■ Extracted material:
----
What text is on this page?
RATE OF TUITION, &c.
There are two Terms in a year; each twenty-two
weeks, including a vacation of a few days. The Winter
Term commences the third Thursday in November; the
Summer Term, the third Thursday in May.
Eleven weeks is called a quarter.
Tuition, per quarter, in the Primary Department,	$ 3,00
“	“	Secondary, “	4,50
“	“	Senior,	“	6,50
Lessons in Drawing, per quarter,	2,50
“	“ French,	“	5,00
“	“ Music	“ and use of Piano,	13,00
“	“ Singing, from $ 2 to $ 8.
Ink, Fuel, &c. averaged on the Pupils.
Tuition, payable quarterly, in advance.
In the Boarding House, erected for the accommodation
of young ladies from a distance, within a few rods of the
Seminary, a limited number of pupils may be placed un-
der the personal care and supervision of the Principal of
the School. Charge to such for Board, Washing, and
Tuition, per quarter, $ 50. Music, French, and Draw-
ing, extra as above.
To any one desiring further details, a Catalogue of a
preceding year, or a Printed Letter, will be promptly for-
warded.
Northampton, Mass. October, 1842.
----
■ Exercise objective: Retype all of the data shown above, word for word.

■ Result for this exercise:
What text is on this page?
RATE OF TUITION, &c.
There are two Terms in a year; each twenty-two
weeks, including a vacation of a few days. The Winter
Term commences the third Thursday in November; the
Summer Term, the third Thursday in May.
Eleven weeks is called a quarter.
Tuition, per quarter, in the Primary Department,	$ 3,00
“	“	Secondary, “	4,50
“	“	Senior,	“	6,50
Lessons in Drawing, per quarter,	2,50
“	“ French,	“	5,00
“	“ Music	“ and use of Piano,	13,00
“	“ Singing, from $ 2 to $ 8.
Ink, Fuel, &c. averaged on the Pupils.
Tuition, payable quarterly, in advance.
In the Boarding House, erected for the accommodation
of young ladies from a distance, within a few rods of the
Seminary, a limited number of pupils may be placed un-
der the personal care and supervision of the Principal of
the School. Charge to such for Board, Washing, and
Tuition, per quarter, $ 50. Music, French, and Draw-
ing, extra as above.
To any one desiring further details, a Catalogue of a
preceding year, or a Printed Letter, will be promptly for-
warded.
Northampton, Mass. October, 1842.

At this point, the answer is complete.